** begin Stored data **

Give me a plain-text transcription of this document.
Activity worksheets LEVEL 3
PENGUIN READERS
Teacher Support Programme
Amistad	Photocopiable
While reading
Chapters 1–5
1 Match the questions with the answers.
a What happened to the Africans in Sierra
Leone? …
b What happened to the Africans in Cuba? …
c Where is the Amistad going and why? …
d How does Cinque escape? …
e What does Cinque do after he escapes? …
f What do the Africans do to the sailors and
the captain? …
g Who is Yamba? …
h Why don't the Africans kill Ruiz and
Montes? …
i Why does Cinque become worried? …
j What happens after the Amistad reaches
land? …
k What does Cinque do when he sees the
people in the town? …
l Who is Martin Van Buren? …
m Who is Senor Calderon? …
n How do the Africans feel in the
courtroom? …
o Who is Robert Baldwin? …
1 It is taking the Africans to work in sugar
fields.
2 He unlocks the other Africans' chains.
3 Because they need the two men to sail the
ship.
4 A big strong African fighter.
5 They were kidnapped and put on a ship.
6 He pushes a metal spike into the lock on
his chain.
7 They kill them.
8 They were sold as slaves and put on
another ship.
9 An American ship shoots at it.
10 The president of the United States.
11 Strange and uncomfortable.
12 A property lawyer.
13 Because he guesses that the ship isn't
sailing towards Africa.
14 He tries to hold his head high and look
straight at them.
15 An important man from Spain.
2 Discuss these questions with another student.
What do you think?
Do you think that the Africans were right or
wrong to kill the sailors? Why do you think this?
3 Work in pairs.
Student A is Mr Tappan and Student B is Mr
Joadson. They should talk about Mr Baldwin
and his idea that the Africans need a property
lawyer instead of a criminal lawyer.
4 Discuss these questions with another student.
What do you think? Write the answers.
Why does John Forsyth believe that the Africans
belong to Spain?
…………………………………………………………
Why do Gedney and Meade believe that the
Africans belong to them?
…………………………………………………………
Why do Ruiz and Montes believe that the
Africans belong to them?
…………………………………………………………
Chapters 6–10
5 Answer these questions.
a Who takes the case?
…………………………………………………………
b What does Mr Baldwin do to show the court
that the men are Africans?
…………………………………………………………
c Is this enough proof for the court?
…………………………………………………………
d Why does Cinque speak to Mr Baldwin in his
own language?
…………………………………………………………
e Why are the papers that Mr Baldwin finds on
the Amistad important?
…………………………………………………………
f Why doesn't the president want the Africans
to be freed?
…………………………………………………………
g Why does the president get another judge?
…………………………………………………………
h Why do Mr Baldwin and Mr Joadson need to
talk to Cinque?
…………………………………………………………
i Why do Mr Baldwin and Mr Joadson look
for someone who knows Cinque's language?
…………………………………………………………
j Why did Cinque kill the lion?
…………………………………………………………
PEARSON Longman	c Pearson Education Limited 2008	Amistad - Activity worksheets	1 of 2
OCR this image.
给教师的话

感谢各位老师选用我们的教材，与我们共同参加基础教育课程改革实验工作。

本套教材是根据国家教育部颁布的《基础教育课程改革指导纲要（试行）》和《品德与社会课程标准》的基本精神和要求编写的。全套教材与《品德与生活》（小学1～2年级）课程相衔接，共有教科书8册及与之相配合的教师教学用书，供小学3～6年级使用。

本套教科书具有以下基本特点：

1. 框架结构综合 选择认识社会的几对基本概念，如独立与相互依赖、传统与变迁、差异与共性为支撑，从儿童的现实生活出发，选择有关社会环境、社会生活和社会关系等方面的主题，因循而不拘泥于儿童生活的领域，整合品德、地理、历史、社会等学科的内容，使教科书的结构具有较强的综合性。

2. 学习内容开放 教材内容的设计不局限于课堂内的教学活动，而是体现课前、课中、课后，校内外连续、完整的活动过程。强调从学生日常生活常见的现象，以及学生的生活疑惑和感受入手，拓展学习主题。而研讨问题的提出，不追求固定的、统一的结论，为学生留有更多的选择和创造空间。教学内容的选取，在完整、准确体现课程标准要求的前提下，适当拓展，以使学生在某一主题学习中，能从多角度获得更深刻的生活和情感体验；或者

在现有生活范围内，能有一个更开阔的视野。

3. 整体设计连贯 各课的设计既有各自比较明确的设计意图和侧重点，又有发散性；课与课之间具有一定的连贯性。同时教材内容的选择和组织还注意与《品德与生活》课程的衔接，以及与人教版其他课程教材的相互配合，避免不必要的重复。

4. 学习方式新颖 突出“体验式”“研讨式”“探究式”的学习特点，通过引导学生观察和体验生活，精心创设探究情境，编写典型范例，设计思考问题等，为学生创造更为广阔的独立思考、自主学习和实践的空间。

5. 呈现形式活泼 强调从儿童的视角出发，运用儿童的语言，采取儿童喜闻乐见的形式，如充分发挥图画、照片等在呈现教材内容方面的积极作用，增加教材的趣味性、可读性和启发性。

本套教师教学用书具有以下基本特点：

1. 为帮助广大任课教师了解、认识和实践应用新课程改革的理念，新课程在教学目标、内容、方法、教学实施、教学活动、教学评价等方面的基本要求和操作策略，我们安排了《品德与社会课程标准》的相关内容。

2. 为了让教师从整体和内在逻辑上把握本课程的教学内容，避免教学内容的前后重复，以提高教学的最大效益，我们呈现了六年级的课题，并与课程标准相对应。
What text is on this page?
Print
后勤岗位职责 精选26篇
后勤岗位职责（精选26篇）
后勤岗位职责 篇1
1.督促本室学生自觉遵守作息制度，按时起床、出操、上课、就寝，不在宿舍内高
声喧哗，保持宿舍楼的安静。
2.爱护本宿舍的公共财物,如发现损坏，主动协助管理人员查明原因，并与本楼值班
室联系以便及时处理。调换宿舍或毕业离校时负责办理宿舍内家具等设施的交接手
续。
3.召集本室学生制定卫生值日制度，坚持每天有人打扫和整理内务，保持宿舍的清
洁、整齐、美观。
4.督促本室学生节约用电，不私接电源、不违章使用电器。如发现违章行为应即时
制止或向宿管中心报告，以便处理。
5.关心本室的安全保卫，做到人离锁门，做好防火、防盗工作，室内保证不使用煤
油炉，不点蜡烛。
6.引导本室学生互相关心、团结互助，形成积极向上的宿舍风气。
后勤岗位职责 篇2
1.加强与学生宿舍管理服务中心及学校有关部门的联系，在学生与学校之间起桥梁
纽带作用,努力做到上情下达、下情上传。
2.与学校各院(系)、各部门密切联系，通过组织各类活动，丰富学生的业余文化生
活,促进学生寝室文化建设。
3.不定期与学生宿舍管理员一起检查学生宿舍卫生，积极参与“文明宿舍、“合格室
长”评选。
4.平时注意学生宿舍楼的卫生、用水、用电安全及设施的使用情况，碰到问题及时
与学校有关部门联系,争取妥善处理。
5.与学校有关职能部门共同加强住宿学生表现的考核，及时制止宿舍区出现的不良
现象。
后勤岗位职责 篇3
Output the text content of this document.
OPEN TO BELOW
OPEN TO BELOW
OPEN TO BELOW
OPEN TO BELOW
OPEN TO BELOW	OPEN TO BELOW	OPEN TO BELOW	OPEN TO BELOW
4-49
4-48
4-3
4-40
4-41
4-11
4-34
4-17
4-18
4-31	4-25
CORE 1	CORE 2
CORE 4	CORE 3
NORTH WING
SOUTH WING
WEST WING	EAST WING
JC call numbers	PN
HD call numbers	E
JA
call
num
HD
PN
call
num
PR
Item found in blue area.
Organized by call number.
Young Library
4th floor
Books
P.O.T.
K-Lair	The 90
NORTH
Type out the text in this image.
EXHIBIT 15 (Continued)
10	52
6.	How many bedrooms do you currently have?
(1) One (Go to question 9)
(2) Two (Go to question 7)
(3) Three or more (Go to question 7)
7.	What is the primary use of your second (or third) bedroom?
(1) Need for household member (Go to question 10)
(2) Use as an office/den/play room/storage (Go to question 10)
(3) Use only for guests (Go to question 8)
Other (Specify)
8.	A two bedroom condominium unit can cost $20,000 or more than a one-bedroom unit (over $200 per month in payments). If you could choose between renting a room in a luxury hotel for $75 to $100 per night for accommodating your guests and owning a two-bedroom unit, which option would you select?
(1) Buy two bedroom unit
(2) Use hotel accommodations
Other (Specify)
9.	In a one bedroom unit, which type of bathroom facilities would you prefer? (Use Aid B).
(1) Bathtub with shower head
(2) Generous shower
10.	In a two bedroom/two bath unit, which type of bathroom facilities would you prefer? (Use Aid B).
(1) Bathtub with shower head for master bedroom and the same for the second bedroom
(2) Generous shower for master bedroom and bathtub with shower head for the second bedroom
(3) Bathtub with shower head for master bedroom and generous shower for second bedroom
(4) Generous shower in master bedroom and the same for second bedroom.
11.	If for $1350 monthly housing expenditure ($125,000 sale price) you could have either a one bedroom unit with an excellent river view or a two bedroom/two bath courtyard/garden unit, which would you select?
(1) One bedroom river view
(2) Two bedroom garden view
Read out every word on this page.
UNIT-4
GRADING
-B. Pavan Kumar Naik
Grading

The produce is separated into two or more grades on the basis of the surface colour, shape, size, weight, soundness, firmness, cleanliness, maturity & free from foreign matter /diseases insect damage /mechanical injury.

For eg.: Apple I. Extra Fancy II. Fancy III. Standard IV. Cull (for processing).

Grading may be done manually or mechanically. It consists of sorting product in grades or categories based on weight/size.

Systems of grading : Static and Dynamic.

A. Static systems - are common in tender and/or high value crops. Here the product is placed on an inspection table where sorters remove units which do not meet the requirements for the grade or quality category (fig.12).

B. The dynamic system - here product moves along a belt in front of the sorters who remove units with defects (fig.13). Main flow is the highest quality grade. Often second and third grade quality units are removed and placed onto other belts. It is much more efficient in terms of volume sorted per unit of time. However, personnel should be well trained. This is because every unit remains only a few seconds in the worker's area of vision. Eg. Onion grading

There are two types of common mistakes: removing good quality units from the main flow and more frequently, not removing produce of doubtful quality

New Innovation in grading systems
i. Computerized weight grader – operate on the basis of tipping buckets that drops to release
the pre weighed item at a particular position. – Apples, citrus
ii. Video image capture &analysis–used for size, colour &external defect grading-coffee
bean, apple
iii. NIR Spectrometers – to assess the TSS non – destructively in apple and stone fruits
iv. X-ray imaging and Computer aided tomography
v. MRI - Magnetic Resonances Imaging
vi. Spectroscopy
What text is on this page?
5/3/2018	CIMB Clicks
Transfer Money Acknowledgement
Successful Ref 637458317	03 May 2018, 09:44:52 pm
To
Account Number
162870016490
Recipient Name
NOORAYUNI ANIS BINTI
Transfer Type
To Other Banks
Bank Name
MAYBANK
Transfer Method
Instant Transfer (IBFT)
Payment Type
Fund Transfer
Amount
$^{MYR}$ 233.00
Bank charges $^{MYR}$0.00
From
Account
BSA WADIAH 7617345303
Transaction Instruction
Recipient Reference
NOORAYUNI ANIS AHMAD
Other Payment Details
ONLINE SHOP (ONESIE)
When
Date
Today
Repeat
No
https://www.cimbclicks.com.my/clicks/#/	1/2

** end Stored data **

(Requirement): Report all lines of the data above that include the string "third".

(Task answer):
7.	What is the primary use of your second (or third) bedroom?
B. The dynamic system - here product moves along a belt in front of the sorters who remove units with defects (fig.13). Main flow is the highest quality grade. Often second and third grade quality units are removed and placed onto other belts. It is much more efficient in terms of volume sorted per unit of time. However, personnel should be well trained. This is because every unit remains only a few seconds in the worker's area of vision. Eg. Onion grading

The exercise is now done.